### Source records ###

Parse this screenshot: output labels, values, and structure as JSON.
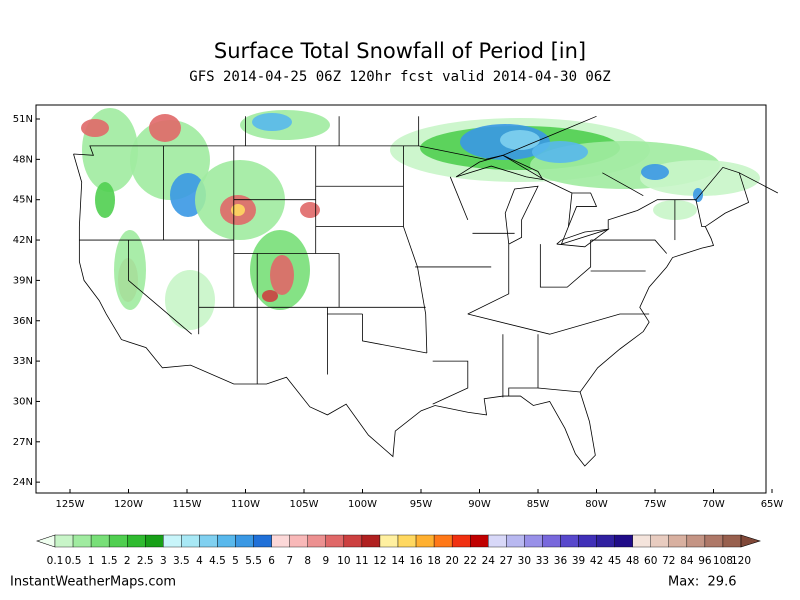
{
  "title": "Surface Total Snowfall of Period [in]",
  "subtitle": "GFS 2014-04-25 06Z 120hr fcst valid 2014-04-30 06Z",
  "lat_labels": [
    "51N",
    "48N",
    "45N",
    "42N",
    "39N",
    "36N",
    "33N",
    "30N",
    "27N",
    "24N"
  ],
  "lon_labels": [
    "125W",
    "120W",
    "115W",
    "110W",
    "105W",
    "100W",
    "95W",
    "90W",
    "85W",
    "80W",
    "75W",
    "70W",
    "65W"
  ],
  "colorbar": {
    "labels": [
      "0.1",
      "0.5",
      "1",
      "1.5",
      "2",
      "2.5",
      "3",
      "3.5",
      "4",
      "4.5",
      "5",
      "5.5",
      "6",
      "7",
      "8",
      "9",
      "10",
      "11",
      "12",
      "14",
      "16",
      "18",
      "20",
      "22",
      "24",
      "27",
      "30",
      "33",
      "36",
      "39",
      "42",
      "45",
      "48",
      "60",
      "72",
      "84",
      "96",
      "108",
      "120"
    ],
    "colors": [
      "#f0fff0",
      "#c8f5c8",
      "#a0eba0",
      "#78df78",
      "#50cf50",
      "#30bb30",
      "#18a018",
      "#c8f5fa",
      "#a8e8f5",
      "#80d0f0",
      "#58b8ec",
      "#3a98e4",
      "#2070d8",
      "#fcd8d8",
      "#f8b8b8",
      "#ec9090",
      "#e06868",
      "#cc4040",
      "#b02020",
      "#fff0a0",
      "#ffd860",
      "#ffb030",
      "#ff7818",
      "#f03010",
      "#c00000",
      "#d8d8f8",
      "#b8b8f0",
      "#9890e8",
      "#7868dc",
      "#5848cc",
      "#4030b8",
      "#3020a0",
      "#200c88",
      "#f4e4dc",
      "#e8ccc0",
      "#d8b0a0",
      "#c49484",
      "#ae7868",
      "#98604e",
      "#804838"
    ]
  },
  "footer": {
    "site": "InstantWeatherMaps.com",
    "max": "Max:  29.6"
  }
}
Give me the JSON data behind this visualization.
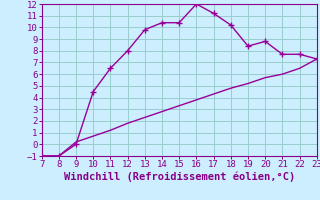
{
  "xlabel": "Windchill (Refroidissement éolien,°C)",
  "line1_x": [
    7,
    8,
    9,
    10,
    11,
    12,
    13,
    14,
    15,
    16,
    17,
    18,
    19,
    20,
    21,
    22,
    23
  ],
  "line1_y": [
    -1,
    -1,
    0,
    4.5,
    6.5,
    8,
    9.8,
    10.4,
    10.4,
    12,
    11.2,
    10.2,
    8.4,
    8.8,
    7.7,
    7.7,
    7.3
  ],
  "line2_x": [
    7,
    8,
    9,
    10,
    11,
    12,
    13,
    14,
    15,
    16,
    17,
    18,
    19,
    20,
    21,
    22,
    23
  ],
  "line2_y": [
    -1,
    -1.0,
    0.2,
    0.7,
    1.2,
    1.8,
    2.3,
    2.8,
    3.3,
    3.8,
    4.3,
    4.8,
    5.2,
    5.7,
    6.0,
    6.5,
    7.3
  ],
  "line_color": "#990099",
  "bg_color": "#cceeff",
  "grid_color": "#99cccc",
  "xlim": [
    7,
    23
  ],
  "ylim": [
    -1,
    12
  ],
  "xticks": [
    7,
    8,
    9,
    10,
    11,
    12,
    13,
    14,
    15,
    16,
    17,
    18,
    19,
    20,
    21,
    22,
    23
  ],
  "yticks": [
    -1,
    0,
    1,
    2,
    3,
    4,
    5,
    6,
    7,
    8,
    9,
    10,
    11,
    12
  ],
  "marker": "+",
  "markersize": 5,
  "linewidth": 1.0,
  "tick_fontsize": 6.5,
  "xlabel_fontsize": 7.5,
  "xlabel_color": "#880088",
  "tick_color": "#880088",
  "spine_color": "#880088"
}
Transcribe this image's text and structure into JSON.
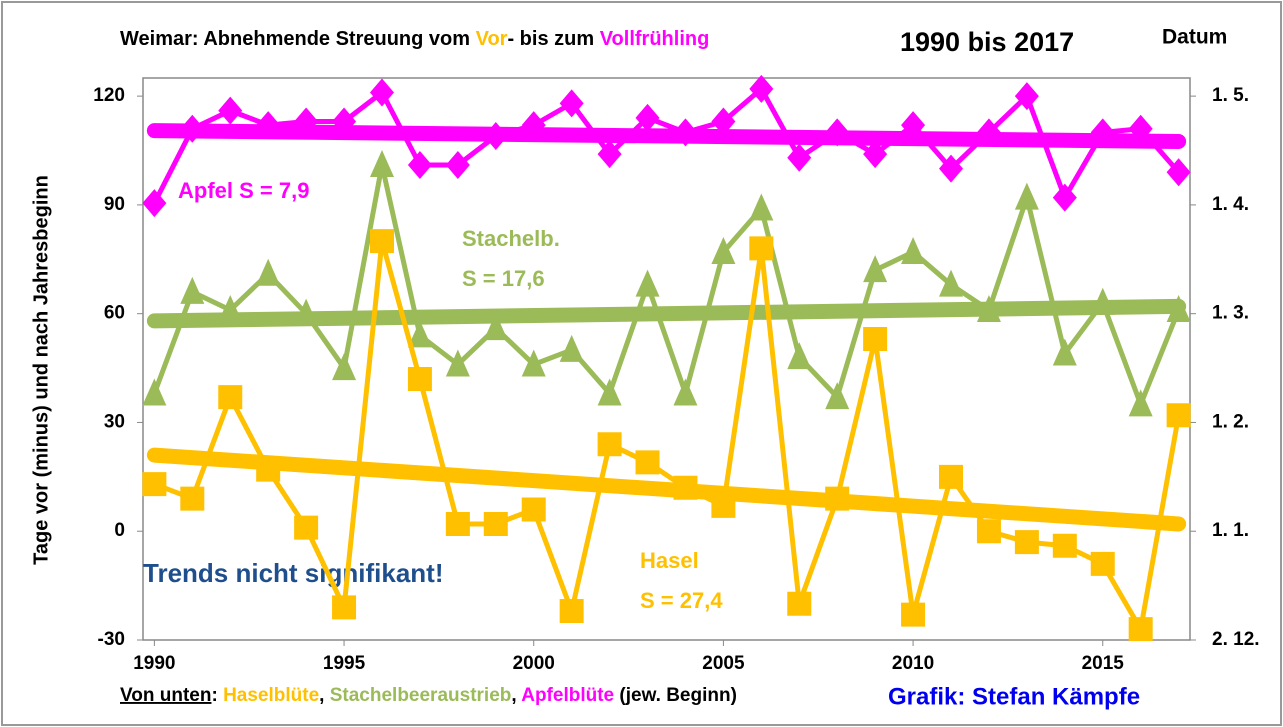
{
  "chart_data": {
    "type": "line",
    "title_parts": [
      "Weimar: Abnehmende Streuung vom ",
      "Vor",
      "- bis zum ",
      "Vollfrühling"
    ],
    "subtitle": "1990 bis 2017",
    "y2_title": "Datum",
    "ylabel": "Tage vor (minus) und nach Jahresbeginn",
    "x": [
      1990,
      1991,
      1992,
      1993,
      1994,
      1995,
      1996,
      1997,
      1998,
      1999,
      2000,
      2001,
      2002,
      2003,
      2004,
      2005,
      2006,
      2007,
      2008,
      2009,
      2010,
      2011,
      2012,
      2013,
      2014,
      2015,
      2016,
      2017
    ],
    "xlim": [
      1989.7,
      2017.3
    ],
    "xticks": [
      1990,
      1995,
      2000,
      2005,
      2010,
      2015
    ],
    "ylim": [
      -30,
      125
    ],
    "yticks": [
      -30,
      0,
      30,
      60,
      90,
      120
    ],
    "y2lim": [
      -30,
      125
    ],
    "y2ticks": [
      {
        "value": -30,
        "label": "2. 12."
      },
      {
        "value": 0,
        "label": "1. 1."
      },
      {
        "value": 30,
        "label": "1. 2."
      },
      {
        "value": 60,
        "label": "1. 3."
      },
      {
        "value": 90,
        "label": "1. 4."
      },
      {
        "value": 120,
        "label": "1. 5."
      }
    ],
    "series": [
      {
        "name": "Apfelblüte",
        "color": "#ff00ff",
        "marker": "diamond",
        "values": [
          90.5,
          111,
          116,
          112,
          113,
          113,
          121,
          101,
          101,
          109,
          112,
          118,
          104,
          114,
          110,
          113,
          122,
          103,
          110,
          104,
          112,
          100,
          110,
          120,
          92,
          110,
          111,
          99
        ],
        "trend": [
          110.5,
          107.5
        ]
      },
      {
        "name": "Stachelbeeraustrieb",
        "color": "#9bbb59",
        "marker": "triangle",
        "values": [
          38,
          66,
          61,
          71,
          60,
          45,
          101,
          54,
          46,
          56,
          46,
          50,
          38,
          68,
          38,
          77,
          89,
          48,
          37,
          72,
          77,
          68,
          61,
          92,
          49,
          63,
          35,
          61
        ],
        "trend": [
          58,
          62
        ]
      },
      {
        "name": "Haselblüte",
        "color": "#ffc000",
        "marker": "square",
        "values": [
          13,
          9,
          37,
          17,
          1,
          -21,
          80,
          42,
          2,
          2,
          6,
          -22,
          24,
          19,
          12,
          7,
          78,
          -20,
          9,
          53,
          -23,
          15,
          0,
          -3,
          -4,
          -9,
          -27,
          32
        ],
        "trend": [
          21,
          2
        ]
      }
    ],
    "annotations": [
      "Apfel S = 7,9",
      "Stachelb.",
      "S = 17,6",
      "Hasel",
      "S = 27,4",
      "Trends nicht signifikant!"
    ],
    "footer_parts": [
      "Von unten",
      ": ",
      ", ",
      ", ",
      " (jew. Beginn)"
    ],
    "credit": "Grafik: Stefan Kämpfe"
  }
}
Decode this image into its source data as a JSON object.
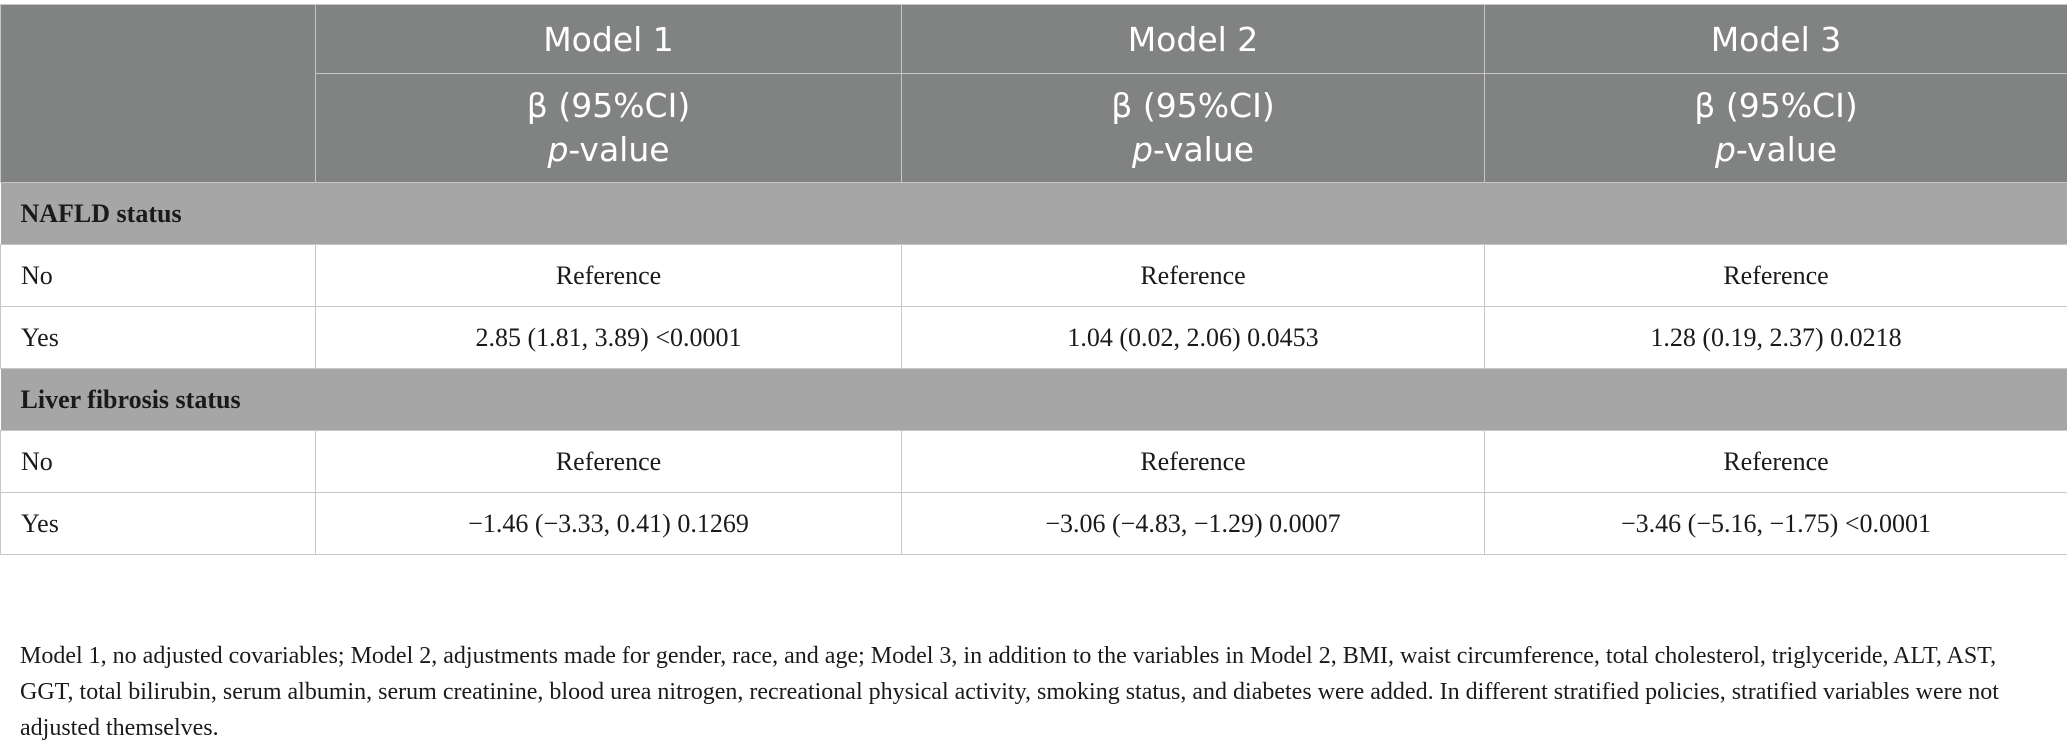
{
  "table": {
    "header": {
      "models": [
        "Model 1",
        "Model 2",
        "Model 3"
      ],
      "beta_label": "β (95%CI)",
      "p_italic": "p",
      "p_suffix": "-value"
    },
    "sections": [
      {
        "title": "NAFLD status",
        "rows": [
          {
            "label": "No",
            "values": [
              "Reference",
              "Reference",
              "Reference"
            ]
          },
          {
            "label": "Yes",
            "values": [
              "2.85 (1.81, 3.89) <0.0001",
              "1.04 (0.02, 2.06) 0.0453",
              "1.28 (0.19, 2.37) 0.0218"
            ]
          }
        ]
      },
      {
        "title": "Liver fibrosis status",
        "rows": [
          {
            "label": "No",
            "values": [
              "Reference",
              "Reference",
              "Reference"
            ]
          },
          {
            "label": "Yes",
            "values": [
              "−1.46 (−3.33, 0.41) 0.1269",
              "−3.06 (−4.83, −1.29) 0.0007",
              "−3.46 (−5.16, −1.75) <0.0001"
            ]
          }
        ]
      }
    ]
  },
  "footnote": "Model 1, no adjusted covariables; Model 2, adjustments made for gender, race, and age; Model 3, in addition to the variables in Model 2, BMI, waist circumference, total cholesterol, triglyceride, ALT, AST, GGT, total bilirubin, serum albumin, serum creatinine, blood urea nitrogen, recreational physical activity, smoking status, and diabetes were added. In different stratified policies, stratified variables were not adjusted themselves."
}
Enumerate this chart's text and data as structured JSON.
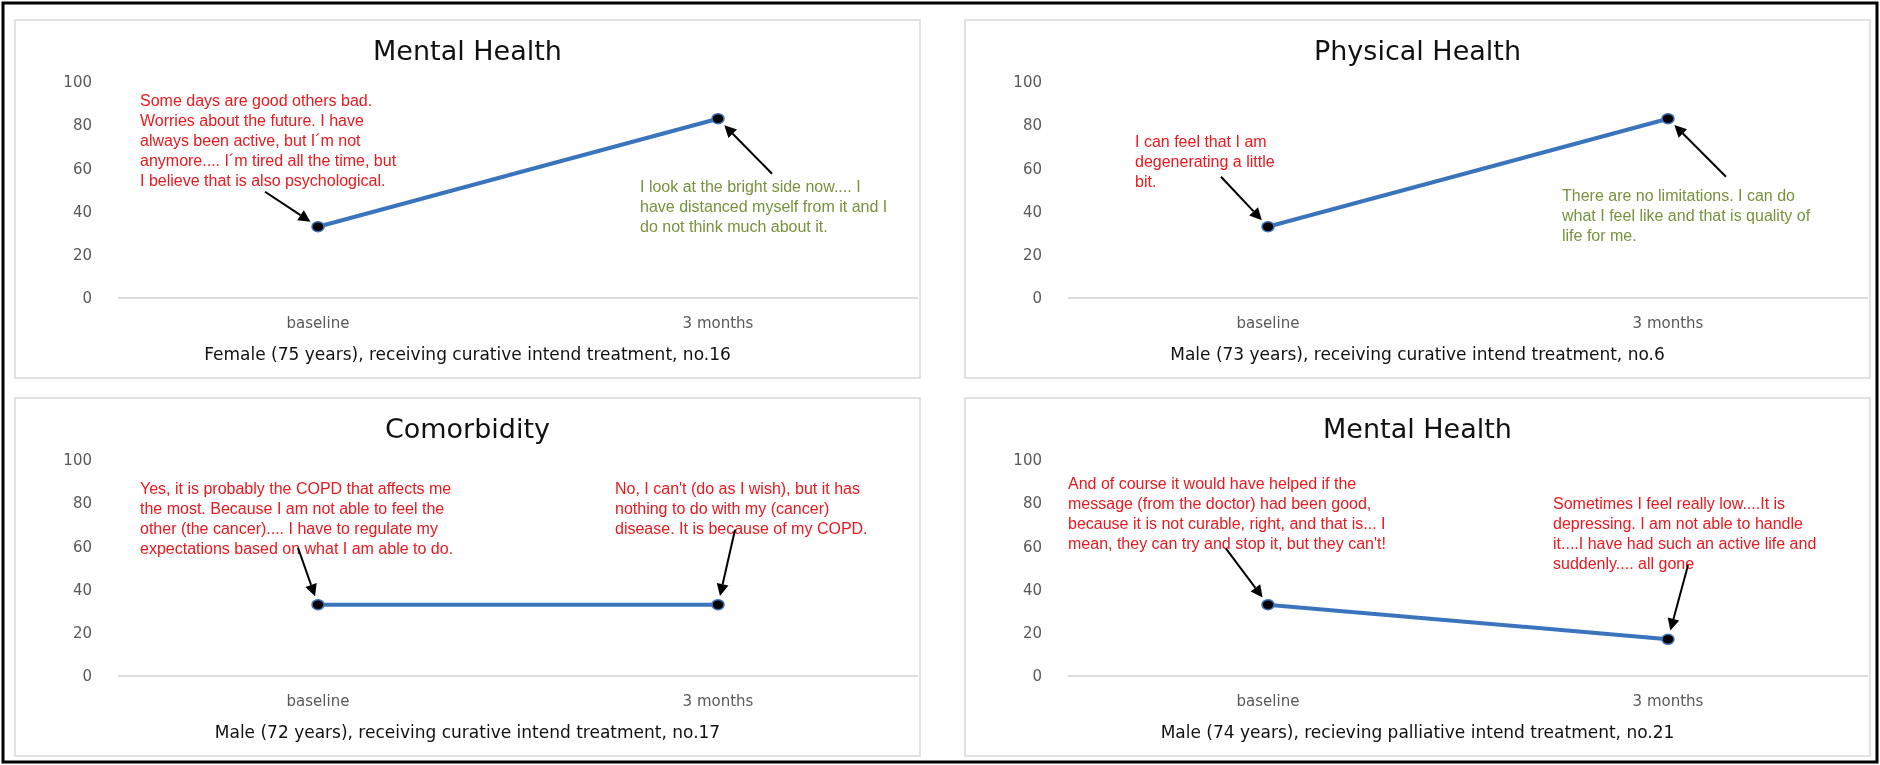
{
  "chart_data": [
    {
      "type": "line",
      "title": "Mental Health",
      "xlabel": "Female (75 years), receiving curative intend treatment, no.16",
      "categories": [
        "baseline",
        "3 months"
      ],
      "series": [
        {
          "color": "#3a74bd",
          "values": [
            33,
            83
          ]
        }
      ],
      "ylim": [
        0,
        100
      ],
      "yticks": [
        0,
        20,
        40,
        60,
        80,
        100
      ],
      "grid": false,
      "marker": "circle",
      "annotations": [
        "Some days are good others bad. Worries about the future. I have always been active, but I´m not anymore.... I´m tired all the time, but I believe that is also psychological.",
        "I look at the bright side now.... I have distanced myself from it and I do not think much about it."
      ]
    },
    {
      "type": "line",
      "title": "Physical Health",
      "xlabel": "Male (73 years), receiving curative intend treatment, no.6",
      "categories": [
        "baseline",
        "3 months"
      ],
      "series": [
        {
          "color": "#3a74bd",
          "values": [
            33,
            83
          ]
        }
      ],
      "ylim": [
        0,
        100
      ],
      "yticks": [
        0,
        20,
        40,
        60,
        80,
        100
      ],
      "grid": false,
      "marker": "circle",
      "annotations": [
        "I can feel that I am degenerating a little bit.",
        "There are no limitations. I can do what I feel like and that is quality of life for me."
      ]
    },
    {
      "type": "line",
      "title": "Comorbidity",
      "xlabel": "Male (72 years), receiving curative intend treatment, no.17",
      "categories": [
        "baseline",
        "3 months"
      ],
      "series": [
        {
          "color": "#3a74bd",
          "values": [
            33,
            33
          ]
        }
      ],
      "ylim": [
        0,
        100
      ],
      "yticks": [
        0,
        20,
        40,
        60,
        80,
        100
      ],
      "grid": false,
      "marker": "circle",
      "annotations": [
        "Yes, it is probably the COPD that affects me the most. Because I am not able to feel the other (the cancer).... I have to regulate my expectations based on what I am able to do.",
        "No, I can't (do as I wish), but it has nothing to do with my (cancer) disease. It is because of my COPD."
      ]
    },
    {
      "type": "line",
      "title": "Mental Health",
      "xlabel": "Male (74 years), recieving palliative intend treatment, no.21",
      "categories": [
        "baseline",
        "3 months"
      ],
      "series": [
        {
          "color": "#3a74bd",
          "values": [
            33,
            17
          ]
        }
      ],
      "ylim": [
        0,
        100
      ],
      "yticks": [
        0,
        20,
        40,
        60,
        80,
        100
      ],
      "grid": false,
      "marker": "circle",
      "annotations": [
        "And of course it would have helped if the message (from the doctor) had been good, because it is not curable, right, and that is... I mean, they can try and stop it, but they can't!",
        "Sometimes I feel really low....It is depressing. I am not able to handle it....I have had such an active life and suddenly.... all gone"
      ]
    }
  ]
}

###

* _Exercise brief_
Show every line from the listing above in which the string "into" appears.

* _Solution for this task_
Transcribe this image's text and structure into JSON.
Decode this image into its source data as a JSON object.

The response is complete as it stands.